### [Exercise]
Look through the data below. Show each line where the string "title" occurs.

════════════════════

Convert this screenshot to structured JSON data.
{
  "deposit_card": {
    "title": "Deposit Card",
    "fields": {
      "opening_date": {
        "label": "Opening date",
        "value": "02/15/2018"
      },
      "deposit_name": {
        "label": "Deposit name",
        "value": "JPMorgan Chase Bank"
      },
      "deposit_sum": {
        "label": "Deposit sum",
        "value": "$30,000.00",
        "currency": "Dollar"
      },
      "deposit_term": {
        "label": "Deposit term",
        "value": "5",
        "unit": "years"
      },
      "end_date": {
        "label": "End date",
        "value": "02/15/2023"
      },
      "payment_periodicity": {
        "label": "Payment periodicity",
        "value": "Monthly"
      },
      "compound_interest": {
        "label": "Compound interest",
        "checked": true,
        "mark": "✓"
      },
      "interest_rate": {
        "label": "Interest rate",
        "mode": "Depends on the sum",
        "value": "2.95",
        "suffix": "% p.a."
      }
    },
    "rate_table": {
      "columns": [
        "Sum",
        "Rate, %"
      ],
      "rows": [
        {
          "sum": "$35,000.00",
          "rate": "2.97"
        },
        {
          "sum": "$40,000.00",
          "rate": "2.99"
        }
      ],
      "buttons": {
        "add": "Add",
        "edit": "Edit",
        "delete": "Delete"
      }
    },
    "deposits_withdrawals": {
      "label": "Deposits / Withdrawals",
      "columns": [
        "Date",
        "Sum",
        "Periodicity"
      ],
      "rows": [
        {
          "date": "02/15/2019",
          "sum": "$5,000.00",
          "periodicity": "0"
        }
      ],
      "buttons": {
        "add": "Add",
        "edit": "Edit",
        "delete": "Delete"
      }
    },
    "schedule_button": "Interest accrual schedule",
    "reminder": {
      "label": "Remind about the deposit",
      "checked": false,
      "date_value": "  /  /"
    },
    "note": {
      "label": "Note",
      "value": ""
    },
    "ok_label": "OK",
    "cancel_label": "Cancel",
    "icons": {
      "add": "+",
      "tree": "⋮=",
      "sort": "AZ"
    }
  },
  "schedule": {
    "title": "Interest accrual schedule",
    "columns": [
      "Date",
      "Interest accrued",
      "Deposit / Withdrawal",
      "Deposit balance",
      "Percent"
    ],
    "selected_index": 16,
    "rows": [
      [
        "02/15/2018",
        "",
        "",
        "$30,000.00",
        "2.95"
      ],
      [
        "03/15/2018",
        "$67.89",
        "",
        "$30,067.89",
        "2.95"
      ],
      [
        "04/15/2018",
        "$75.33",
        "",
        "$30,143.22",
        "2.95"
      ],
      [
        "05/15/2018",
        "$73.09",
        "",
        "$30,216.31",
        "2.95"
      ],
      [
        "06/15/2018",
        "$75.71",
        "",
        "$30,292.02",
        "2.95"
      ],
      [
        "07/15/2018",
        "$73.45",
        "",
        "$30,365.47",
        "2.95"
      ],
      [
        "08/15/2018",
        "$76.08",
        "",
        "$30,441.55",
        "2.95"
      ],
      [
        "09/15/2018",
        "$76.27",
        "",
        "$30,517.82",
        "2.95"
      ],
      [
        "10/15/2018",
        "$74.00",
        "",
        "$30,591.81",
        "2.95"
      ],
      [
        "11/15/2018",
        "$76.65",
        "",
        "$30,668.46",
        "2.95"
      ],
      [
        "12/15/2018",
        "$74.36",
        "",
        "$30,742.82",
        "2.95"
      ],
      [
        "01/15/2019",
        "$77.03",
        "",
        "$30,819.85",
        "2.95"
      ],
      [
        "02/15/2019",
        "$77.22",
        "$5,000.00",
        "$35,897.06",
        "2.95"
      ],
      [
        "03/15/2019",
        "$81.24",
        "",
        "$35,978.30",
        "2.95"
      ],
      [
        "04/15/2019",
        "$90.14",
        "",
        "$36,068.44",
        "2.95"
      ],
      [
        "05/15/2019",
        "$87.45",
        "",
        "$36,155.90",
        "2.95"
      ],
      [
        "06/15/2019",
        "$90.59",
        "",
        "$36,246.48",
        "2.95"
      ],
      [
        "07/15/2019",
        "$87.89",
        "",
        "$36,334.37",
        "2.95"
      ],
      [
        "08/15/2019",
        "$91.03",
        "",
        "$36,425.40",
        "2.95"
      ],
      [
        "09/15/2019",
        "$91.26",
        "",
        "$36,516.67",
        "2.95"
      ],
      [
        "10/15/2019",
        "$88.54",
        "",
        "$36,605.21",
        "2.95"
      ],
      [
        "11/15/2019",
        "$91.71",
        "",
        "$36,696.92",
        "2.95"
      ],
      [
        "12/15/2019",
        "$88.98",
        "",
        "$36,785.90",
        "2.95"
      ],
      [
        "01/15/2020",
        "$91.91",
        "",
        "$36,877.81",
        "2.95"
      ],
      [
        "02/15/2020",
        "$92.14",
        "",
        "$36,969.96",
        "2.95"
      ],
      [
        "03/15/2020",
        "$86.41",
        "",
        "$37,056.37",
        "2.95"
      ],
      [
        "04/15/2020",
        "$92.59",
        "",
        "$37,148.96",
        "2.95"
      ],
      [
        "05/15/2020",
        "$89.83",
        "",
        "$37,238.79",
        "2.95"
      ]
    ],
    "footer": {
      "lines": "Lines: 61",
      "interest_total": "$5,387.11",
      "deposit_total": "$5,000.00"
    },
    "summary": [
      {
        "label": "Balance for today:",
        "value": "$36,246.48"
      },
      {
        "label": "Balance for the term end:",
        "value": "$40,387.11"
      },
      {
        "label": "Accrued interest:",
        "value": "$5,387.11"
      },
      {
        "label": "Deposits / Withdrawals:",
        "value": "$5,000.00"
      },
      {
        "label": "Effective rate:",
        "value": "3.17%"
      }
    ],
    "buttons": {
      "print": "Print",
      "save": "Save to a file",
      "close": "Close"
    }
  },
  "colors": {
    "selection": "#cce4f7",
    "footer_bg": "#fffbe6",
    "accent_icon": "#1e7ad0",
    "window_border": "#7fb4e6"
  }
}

════════════════════

### [Written reply]
    "title": "Deposit Card",
    "title": "Interest accrual schedule",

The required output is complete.